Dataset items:
===
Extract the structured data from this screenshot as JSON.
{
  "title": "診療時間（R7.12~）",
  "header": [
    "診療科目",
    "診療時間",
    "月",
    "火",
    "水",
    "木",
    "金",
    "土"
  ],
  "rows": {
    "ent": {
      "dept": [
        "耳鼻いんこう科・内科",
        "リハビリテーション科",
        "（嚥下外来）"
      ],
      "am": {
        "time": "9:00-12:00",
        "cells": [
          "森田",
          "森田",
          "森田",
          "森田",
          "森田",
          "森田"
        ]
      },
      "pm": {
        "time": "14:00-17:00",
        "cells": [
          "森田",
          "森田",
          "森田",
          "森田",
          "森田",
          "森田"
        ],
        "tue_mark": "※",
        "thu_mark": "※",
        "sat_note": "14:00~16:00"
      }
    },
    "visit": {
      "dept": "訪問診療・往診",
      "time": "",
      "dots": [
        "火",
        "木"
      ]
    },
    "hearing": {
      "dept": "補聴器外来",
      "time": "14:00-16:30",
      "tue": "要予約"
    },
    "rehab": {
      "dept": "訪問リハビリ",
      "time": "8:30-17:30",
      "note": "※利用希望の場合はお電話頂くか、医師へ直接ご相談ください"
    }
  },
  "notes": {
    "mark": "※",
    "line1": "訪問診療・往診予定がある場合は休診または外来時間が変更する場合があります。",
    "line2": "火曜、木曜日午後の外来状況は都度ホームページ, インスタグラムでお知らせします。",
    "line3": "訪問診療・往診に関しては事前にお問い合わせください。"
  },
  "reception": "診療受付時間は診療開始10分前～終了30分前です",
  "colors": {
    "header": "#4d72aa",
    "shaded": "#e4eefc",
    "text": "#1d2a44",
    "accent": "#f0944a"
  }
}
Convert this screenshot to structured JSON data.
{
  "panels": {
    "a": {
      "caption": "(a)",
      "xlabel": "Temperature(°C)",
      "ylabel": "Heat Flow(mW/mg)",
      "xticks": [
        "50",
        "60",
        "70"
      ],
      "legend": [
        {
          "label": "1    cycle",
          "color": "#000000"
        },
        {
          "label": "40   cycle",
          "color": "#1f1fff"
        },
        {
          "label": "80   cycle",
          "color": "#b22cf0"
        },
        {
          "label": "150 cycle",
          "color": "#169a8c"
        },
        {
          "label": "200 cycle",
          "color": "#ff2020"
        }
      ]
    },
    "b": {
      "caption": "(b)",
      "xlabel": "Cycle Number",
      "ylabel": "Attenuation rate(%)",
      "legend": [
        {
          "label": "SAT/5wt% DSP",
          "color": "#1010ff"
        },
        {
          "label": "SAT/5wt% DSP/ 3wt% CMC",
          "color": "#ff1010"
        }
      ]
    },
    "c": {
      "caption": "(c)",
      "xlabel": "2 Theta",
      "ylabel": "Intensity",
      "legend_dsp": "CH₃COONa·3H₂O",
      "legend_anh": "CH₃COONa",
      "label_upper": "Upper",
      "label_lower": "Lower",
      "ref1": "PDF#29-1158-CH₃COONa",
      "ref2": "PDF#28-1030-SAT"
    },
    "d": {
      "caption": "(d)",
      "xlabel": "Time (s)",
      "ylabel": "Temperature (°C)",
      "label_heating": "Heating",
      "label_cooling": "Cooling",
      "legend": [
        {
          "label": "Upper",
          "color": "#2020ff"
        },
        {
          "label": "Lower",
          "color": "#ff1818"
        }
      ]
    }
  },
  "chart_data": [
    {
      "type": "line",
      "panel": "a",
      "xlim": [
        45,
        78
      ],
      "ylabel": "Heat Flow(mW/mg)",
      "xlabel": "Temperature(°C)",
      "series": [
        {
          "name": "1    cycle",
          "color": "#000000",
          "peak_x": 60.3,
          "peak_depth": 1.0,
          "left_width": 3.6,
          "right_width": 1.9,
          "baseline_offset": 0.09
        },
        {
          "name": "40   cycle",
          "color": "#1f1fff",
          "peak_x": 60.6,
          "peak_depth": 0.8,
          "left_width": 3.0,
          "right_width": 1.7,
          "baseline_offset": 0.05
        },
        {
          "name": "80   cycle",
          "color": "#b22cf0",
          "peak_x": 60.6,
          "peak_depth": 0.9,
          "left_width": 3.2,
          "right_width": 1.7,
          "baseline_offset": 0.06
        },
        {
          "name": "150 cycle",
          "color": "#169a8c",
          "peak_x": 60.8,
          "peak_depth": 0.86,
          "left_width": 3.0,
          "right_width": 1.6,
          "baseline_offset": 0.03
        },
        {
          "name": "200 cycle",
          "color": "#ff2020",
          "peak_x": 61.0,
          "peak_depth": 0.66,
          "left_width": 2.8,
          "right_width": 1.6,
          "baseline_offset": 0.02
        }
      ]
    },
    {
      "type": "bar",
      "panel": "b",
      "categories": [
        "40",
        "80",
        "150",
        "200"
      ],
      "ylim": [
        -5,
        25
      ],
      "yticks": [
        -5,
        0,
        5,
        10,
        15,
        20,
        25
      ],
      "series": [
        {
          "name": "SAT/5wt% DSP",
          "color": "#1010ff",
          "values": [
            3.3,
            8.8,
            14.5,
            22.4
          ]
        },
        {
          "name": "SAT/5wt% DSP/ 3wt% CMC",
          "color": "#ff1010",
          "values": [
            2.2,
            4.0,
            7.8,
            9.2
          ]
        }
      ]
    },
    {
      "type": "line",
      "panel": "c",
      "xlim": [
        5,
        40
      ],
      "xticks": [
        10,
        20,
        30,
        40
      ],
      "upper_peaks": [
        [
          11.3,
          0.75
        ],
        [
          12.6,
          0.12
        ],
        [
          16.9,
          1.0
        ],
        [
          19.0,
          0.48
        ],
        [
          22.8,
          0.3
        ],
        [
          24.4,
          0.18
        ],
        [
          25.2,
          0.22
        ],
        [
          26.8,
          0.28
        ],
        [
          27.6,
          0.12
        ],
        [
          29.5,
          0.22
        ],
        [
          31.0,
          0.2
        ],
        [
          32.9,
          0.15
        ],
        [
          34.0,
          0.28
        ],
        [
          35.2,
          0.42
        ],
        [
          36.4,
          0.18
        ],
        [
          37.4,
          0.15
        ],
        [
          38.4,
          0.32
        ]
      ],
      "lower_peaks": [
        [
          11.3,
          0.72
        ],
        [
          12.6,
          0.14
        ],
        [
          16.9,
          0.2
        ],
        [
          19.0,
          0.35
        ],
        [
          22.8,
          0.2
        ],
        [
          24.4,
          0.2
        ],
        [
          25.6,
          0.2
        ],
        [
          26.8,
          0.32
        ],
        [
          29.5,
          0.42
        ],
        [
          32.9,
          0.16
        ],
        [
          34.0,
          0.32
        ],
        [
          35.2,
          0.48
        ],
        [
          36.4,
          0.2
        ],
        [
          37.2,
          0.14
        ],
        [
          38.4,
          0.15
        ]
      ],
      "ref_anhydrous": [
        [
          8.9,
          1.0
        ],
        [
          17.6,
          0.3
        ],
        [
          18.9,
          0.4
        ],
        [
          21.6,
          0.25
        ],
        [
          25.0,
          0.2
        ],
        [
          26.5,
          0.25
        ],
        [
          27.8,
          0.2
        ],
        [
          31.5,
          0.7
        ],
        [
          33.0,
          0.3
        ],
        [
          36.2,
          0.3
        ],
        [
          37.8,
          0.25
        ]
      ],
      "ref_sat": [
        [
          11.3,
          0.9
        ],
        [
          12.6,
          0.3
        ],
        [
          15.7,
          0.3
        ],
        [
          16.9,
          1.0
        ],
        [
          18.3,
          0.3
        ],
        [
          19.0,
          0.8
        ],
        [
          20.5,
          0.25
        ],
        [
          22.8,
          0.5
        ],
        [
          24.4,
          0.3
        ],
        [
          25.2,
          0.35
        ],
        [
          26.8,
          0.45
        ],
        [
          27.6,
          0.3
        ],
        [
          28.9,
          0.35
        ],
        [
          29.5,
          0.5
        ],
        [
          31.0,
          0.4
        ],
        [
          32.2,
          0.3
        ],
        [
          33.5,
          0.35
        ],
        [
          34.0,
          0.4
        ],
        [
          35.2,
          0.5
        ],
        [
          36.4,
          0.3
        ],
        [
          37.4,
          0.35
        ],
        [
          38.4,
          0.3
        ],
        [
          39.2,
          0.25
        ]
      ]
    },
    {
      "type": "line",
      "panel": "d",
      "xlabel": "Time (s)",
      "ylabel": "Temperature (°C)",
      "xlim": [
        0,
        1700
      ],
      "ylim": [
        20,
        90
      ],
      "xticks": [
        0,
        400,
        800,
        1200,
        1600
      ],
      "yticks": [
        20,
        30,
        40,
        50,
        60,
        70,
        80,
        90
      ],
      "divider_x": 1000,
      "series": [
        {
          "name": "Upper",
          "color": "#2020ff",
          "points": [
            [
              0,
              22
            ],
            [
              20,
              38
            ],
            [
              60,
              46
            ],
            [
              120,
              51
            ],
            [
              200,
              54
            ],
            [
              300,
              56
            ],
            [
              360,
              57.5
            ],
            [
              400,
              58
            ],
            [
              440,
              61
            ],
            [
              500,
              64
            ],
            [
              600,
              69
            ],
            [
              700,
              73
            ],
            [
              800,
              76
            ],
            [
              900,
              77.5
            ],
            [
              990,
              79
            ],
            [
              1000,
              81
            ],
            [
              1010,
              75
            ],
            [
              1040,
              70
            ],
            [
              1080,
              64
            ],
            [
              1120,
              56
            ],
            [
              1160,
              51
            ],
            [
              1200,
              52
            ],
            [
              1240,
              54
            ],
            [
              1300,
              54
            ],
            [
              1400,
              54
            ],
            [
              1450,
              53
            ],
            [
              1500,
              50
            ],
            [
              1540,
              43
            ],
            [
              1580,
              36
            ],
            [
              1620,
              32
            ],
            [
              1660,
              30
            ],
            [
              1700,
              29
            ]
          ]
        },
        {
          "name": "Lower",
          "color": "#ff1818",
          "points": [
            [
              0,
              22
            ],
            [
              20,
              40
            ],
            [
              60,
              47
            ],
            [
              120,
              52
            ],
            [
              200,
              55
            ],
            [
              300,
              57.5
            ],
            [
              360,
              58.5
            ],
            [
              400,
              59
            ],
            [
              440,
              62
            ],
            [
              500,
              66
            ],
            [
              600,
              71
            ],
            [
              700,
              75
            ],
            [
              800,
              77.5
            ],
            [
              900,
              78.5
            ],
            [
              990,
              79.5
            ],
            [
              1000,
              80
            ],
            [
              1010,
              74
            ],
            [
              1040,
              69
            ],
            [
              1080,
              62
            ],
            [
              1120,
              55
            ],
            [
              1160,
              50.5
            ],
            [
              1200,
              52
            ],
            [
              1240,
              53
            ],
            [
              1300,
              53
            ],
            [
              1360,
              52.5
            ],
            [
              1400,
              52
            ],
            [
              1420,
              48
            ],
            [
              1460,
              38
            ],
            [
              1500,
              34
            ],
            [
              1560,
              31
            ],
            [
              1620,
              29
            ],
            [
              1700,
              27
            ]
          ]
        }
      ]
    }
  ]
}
===
# Brief:
Scan the records above for the string "JSON", then report every line that contains it.

# Solution to this exercise:
Extract the structured data from this screenshot as JSON.
Convert this screenshot to structured JSON data.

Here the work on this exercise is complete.